---------- KUTIPAN TEKS

Gambar 2. Model rekonstruksi data spasial dari data satelit dan fase sedimentasi dari selat Muria dan garis pantai kuno
Sumber: (Hartoko etal., 2014)

       Berdasarkan kajian Paleo-Oseanografi, daratan yang terbentuk saat ini di Utara Jawa secara historis adalah lautan pada jutaan tahun yang lalu. Daratan di Utara Jawa tersebut sebelumnya mengalami pengangkatan akibat aktifitas tektonik menjadi sebuah daratan seperti sekarang. Selain itu, proses sedimentasi juga ikut berperan dalam pembentukan daratan pada daerah Utara Jawa tersebut. Proses yang berlangsung lama ini menyatukan antara wilayah Gunung Muria, Blora, Semarang, hingga ke daerah Surakarta. Tentu saja peristiwa ini dapat dibuktikan dengan ekspedisi geologi yang biasa dilakukan di derah Grobogan, Pati, hingga daerah Sragen untuk mencari jejak-jejak fosil makhluk laut yang dapat ditemukan di daratan sebagai bukti bahwa daerah tersebut adalah lautan di masa lampau.
        Akibat dari proses sedimentasi yang berlangsung jutaan tahun ini membuat struktur tanah di Utara Jawa menjadi tidak stabil dan cenderung mengalami penurunan akibat beban yang terus bertambah di zaman sekarang. Contoh wilayah yang mengalami penurunan adalah Semarang, Demak, dan Jepara. Selain proses sedimentasi, pengambilan air tanah secara besar-besaran oleh industri yang berada di Utara Jawa pun menjadi penyebab terjadinya penurunan muka tanah. Dalam kajian ilmiah, penurunan muka tanah ini sering disebut dengan Land Subsidence.

--------------------
---------- INFORMASI YANG DISEDIAKAN

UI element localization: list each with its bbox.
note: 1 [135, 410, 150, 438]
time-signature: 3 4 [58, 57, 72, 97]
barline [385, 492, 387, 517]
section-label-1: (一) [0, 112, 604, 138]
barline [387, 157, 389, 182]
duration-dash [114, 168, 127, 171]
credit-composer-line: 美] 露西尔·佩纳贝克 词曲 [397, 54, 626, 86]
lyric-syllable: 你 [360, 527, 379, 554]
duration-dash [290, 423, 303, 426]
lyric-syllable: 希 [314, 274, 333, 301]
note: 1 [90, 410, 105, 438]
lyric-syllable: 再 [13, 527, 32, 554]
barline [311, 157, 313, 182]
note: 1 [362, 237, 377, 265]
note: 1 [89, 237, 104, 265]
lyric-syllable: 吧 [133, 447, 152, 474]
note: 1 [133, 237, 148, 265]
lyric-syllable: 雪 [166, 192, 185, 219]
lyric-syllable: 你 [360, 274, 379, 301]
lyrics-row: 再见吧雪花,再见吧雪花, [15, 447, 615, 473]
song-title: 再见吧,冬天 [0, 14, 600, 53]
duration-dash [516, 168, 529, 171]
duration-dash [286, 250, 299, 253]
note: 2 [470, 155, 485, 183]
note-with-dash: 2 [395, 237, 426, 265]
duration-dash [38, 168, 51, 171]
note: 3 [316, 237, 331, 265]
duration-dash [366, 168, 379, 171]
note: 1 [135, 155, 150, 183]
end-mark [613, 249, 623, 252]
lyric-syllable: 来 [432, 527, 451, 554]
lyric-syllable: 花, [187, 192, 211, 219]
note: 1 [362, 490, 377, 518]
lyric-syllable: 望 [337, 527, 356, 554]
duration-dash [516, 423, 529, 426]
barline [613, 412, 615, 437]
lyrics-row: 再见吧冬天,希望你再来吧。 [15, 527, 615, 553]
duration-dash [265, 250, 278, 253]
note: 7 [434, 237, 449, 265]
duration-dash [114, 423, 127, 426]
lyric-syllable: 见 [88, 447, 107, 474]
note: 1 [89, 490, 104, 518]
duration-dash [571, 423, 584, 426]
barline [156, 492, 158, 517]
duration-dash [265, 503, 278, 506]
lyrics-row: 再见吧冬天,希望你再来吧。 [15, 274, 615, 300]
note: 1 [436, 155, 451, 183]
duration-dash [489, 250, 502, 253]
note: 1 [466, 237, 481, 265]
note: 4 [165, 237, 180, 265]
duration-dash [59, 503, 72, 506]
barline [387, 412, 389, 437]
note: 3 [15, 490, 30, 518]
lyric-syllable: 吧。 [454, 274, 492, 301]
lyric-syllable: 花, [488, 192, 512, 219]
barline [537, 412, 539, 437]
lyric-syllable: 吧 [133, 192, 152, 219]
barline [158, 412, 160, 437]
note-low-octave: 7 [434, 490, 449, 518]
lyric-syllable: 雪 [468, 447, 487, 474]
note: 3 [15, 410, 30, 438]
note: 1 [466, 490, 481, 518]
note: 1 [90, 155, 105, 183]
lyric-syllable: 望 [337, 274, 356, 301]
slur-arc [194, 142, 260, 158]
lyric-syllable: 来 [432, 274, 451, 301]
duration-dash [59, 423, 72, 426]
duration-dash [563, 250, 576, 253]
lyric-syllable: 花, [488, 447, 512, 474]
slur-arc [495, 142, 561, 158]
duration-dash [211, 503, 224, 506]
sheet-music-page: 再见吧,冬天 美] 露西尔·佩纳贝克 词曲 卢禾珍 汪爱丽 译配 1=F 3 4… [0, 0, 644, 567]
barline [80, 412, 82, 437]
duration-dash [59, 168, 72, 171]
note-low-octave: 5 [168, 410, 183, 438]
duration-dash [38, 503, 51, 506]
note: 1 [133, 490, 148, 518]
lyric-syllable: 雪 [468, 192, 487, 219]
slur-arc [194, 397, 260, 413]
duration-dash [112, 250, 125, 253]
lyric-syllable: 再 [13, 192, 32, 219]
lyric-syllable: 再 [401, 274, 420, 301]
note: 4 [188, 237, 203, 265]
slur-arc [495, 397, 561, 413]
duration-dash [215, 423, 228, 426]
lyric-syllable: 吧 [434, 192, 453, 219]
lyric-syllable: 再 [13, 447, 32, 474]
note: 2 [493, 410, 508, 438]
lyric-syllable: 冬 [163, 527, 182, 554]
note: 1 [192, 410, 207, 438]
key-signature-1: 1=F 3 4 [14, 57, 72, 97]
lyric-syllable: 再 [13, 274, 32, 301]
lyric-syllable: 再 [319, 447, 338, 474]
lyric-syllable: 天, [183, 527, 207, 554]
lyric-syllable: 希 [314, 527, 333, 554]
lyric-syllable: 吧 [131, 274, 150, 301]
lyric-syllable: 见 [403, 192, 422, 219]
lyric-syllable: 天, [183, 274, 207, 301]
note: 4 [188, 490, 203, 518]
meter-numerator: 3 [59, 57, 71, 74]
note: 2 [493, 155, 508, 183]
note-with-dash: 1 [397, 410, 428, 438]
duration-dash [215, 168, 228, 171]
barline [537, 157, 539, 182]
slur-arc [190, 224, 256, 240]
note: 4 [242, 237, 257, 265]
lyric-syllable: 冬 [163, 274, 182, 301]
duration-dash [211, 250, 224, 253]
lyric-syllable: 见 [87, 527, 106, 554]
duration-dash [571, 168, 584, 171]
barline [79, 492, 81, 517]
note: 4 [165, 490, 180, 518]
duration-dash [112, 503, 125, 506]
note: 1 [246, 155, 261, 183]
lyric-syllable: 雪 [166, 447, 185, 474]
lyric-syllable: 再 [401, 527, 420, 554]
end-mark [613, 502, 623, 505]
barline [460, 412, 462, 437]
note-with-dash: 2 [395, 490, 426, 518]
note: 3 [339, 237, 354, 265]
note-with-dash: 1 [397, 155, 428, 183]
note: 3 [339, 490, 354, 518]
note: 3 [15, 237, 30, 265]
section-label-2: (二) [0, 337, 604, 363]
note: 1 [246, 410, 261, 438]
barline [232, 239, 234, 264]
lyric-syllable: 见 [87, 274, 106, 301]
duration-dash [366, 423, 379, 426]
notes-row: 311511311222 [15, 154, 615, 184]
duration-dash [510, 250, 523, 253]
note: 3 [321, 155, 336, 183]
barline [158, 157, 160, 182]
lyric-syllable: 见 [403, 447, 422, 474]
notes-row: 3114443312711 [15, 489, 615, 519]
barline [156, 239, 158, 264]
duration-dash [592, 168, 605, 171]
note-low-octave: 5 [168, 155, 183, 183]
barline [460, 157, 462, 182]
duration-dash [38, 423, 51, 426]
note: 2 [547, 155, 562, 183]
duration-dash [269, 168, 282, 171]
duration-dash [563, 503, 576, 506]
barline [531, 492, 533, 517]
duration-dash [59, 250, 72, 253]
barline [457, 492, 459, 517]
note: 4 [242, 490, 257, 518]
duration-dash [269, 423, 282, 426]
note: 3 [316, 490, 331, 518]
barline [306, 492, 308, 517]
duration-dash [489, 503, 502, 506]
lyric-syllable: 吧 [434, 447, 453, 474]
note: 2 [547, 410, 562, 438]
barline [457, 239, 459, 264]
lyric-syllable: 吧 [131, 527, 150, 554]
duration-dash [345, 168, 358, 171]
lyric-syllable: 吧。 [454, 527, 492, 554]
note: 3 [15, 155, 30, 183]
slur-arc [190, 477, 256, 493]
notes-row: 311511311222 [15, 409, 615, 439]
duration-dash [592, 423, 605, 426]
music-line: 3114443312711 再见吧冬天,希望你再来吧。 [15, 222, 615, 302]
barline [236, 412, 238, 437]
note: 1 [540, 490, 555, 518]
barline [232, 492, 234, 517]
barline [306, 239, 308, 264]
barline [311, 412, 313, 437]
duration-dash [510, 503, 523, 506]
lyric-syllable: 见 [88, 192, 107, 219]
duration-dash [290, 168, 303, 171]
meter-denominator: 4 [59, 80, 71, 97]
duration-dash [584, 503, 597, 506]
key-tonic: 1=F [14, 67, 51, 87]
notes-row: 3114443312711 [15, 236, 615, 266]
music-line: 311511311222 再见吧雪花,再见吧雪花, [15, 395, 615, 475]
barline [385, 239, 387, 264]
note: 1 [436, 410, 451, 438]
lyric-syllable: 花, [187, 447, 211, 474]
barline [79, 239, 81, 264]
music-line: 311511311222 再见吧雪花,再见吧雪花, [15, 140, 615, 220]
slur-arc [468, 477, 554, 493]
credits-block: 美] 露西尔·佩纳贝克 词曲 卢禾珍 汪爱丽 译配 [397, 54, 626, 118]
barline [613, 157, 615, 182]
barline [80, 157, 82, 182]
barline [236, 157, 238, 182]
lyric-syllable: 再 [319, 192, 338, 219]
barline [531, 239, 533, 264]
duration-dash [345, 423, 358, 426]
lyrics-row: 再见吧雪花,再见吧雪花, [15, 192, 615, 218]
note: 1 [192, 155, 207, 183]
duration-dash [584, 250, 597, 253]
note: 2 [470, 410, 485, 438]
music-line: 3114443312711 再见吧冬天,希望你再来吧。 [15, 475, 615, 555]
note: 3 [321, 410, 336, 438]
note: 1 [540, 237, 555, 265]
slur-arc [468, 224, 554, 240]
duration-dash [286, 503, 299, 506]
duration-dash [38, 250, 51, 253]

--------------------

SOAL LATIHAN:
a - Cetak bagian kutipan tentang pembentukan daratan di Utara Jawa antara "Akibat dari proses" dan "dengan Land Subsidence.", termasuk kedua bagian tersebut.
b - Dalam kutipan tentang pembentukan daratan di Utara Jawa, sebutkan semua wilayah yang diberikan sebagai contoh wilayah yang mengalami penurunan.

JAWABAN SOAL:
a -
Akibat dari proses sedimentasi yang berlangsung jutaan tahun ini membuat struktur tanah di Utara Jawa menjadi tidak stabil dan cenderung mengalami penurunan akibat beban yang terus bertambah di zaman sekarang. Contoh wilayah yang mengalami penurunan adalah Semarang, Demak, dan Jepara. Selain proses sedimentasi, pengambilan air tanah secara besar-besaran oleh industri yang berada di Utara Jawa pun menjadi penyebab terjadinya penurunan muka tanah. Dalam kajian ilmiah, penurunan muka tanah ini sering disebut dengan Land Subsidence.

b - Semarang, Demak, dan Jepara.